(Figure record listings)
↓↓↓

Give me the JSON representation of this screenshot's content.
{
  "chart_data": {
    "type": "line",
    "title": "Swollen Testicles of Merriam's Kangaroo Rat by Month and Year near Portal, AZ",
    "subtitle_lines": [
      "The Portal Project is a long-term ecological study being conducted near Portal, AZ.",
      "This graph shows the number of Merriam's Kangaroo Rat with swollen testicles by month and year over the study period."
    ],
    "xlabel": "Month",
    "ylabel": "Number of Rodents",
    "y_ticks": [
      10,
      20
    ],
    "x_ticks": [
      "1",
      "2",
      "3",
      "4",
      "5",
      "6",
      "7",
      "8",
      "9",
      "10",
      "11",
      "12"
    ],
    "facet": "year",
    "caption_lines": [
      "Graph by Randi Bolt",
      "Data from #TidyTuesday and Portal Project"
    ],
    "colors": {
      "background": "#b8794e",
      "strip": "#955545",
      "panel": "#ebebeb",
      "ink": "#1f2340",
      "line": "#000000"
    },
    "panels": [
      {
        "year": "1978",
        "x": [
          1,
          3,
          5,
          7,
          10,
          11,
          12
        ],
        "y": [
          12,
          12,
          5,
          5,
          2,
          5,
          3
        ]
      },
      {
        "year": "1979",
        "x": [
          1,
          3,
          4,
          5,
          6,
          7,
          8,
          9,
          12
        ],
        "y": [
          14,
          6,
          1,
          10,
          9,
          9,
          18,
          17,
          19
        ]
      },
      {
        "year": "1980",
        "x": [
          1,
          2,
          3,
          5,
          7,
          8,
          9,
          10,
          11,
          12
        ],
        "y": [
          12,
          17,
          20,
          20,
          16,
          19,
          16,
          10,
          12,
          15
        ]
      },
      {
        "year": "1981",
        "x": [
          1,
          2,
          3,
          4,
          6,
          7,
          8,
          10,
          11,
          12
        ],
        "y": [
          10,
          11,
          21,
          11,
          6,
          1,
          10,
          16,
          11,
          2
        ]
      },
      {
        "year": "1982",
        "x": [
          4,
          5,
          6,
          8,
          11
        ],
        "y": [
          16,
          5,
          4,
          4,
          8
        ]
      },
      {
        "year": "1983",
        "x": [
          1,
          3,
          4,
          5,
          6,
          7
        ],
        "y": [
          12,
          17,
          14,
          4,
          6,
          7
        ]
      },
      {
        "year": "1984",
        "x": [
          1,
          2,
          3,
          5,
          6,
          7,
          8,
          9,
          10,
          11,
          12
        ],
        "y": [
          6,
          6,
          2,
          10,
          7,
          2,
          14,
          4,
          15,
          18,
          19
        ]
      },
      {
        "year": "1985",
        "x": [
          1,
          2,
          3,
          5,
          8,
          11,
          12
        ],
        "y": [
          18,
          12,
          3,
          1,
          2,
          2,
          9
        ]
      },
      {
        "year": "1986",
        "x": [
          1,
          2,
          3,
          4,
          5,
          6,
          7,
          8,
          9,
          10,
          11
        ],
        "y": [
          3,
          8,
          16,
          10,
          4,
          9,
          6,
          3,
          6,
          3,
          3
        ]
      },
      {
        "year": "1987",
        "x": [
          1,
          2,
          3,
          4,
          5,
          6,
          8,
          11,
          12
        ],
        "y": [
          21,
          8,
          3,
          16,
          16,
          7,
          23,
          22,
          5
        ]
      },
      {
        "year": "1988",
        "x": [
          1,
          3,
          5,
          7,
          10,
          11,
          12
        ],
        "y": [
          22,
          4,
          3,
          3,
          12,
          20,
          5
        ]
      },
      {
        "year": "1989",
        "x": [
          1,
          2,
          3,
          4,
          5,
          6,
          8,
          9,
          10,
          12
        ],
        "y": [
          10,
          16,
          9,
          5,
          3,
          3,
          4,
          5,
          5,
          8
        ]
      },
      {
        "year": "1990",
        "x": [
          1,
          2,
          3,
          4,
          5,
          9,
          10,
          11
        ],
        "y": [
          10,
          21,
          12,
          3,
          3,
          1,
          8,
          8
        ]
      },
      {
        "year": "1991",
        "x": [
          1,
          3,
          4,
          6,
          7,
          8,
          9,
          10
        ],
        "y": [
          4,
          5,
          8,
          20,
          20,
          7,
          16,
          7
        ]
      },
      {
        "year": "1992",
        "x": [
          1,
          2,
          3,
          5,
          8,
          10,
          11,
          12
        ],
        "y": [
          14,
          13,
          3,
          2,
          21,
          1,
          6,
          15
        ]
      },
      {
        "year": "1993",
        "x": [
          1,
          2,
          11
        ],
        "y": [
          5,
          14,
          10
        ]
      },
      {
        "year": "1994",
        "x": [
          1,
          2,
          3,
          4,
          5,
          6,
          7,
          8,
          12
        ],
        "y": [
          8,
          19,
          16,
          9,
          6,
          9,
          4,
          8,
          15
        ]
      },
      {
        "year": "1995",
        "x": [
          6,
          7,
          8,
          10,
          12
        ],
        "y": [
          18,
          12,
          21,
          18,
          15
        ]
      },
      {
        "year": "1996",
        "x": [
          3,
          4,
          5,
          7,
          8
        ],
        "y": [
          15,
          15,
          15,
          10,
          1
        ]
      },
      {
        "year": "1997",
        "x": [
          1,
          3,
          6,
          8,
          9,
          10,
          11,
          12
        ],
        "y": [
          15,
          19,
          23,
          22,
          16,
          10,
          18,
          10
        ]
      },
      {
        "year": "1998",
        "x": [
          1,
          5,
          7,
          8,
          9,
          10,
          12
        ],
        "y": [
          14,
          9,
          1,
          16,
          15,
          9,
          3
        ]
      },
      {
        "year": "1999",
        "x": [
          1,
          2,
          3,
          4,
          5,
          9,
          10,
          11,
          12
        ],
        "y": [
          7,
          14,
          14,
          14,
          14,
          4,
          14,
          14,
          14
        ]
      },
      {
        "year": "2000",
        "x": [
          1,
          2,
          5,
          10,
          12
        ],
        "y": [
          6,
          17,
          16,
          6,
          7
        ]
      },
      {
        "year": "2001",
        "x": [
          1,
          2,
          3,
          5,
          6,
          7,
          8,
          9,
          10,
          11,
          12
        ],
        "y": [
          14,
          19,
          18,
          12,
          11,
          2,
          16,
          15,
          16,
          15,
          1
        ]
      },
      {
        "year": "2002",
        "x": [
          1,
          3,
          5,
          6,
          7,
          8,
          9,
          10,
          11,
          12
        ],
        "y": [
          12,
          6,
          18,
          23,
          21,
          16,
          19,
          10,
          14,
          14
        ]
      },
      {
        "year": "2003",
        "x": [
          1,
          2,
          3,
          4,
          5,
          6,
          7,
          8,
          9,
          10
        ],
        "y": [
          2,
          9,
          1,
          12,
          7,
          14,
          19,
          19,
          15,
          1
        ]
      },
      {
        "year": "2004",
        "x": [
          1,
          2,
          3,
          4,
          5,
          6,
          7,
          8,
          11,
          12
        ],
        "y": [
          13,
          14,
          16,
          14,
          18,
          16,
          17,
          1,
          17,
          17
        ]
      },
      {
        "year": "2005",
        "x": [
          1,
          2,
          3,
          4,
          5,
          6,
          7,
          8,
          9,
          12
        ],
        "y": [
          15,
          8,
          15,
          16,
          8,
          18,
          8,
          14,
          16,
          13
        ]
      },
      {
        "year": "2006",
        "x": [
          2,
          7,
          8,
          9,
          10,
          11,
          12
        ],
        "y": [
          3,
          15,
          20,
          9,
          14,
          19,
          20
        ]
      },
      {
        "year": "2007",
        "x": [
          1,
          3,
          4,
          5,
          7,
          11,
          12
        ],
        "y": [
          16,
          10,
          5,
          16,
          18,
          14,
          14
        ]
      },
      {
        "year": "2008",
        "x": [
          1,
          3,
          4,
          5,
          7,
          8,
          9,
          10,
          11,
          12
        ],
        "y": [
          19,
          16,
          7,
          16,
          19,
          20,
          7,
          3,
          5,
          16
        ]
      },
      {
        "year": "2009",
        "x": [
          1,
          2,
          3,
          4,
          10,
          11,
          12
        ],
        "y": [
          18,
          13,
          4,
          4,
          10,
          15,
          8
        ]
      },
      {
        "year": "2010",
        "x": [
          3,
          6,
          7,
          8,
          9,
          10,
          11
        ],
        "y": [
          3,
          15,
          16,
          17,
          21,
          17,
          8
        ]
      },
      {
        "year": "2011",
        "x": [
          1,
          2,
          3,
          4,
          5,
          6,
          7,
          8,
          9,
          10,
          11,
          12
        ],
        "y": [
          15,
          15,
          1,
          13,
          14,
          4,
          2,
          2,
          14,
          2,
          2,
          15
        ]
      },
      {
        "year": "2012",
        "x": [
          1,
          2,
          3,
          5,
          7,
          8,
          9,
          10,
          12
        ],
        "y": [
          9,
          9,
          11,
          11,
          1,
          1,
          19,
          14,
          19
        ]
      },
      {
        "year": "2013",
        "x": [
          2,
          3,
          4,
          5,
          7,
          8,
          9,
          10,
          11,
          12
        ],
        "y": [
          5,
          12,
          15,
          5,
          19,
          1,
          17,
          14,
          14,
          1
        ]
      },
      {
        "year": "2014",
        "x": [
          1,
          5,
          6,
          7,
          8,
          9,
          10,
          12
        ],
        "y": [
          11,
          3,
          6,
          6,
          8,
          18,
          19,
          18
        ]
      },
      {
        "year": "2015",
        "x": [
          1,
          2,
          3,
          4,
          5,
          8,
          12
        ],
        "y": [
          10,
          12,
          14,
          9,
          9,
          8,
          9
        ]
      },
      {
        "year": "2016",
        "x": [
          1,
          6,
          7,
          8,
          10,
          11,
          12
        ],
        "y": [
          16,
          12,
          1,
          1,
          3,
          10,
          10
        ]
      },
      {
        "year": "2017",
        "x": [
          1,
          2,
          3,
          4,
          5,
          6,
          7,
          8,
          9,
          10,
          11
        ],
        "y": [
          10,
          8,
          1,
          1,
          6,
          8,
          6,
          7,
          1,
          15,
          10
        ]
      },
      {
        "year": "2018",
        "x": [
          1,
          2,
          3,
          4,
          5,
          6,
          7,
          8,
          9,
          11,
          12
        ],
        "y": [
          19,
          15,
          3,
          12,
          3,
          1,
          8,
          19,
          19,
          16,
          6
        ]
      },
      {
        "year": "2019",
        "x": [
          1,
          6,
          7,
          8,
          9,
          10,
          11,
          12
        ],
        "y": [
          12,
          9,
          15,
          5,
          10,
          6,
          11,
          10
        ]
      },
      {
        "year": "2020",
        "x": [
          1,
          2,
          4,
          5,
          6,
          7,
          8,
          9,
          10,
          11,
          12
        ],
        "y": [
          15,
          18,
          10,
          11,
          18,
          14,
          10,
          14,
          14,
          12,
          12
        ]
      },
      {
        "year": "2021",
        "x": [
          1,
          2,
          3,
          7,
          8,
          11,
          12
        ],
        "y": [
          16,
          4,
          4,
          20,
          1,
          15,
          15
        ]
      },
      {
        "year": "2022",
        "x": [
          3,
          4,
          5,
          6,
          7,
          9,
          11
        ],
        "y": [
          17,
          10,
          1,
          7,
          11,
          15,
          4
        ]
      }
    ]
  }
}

↑↑↑

§ **AIM OF THE TASK**
Search the data above for the word "Kangaroo", then gather each line in which it appears.

§ **EXPECTED ANSWER**
    "title": "Swollen Testicles of Merriam's Kangaroo Rat by Month and Year near Portal, AZ",
      "This graph shows the number of Merriam's Kangaroo Rat with swollen testicles by month and year over the study period."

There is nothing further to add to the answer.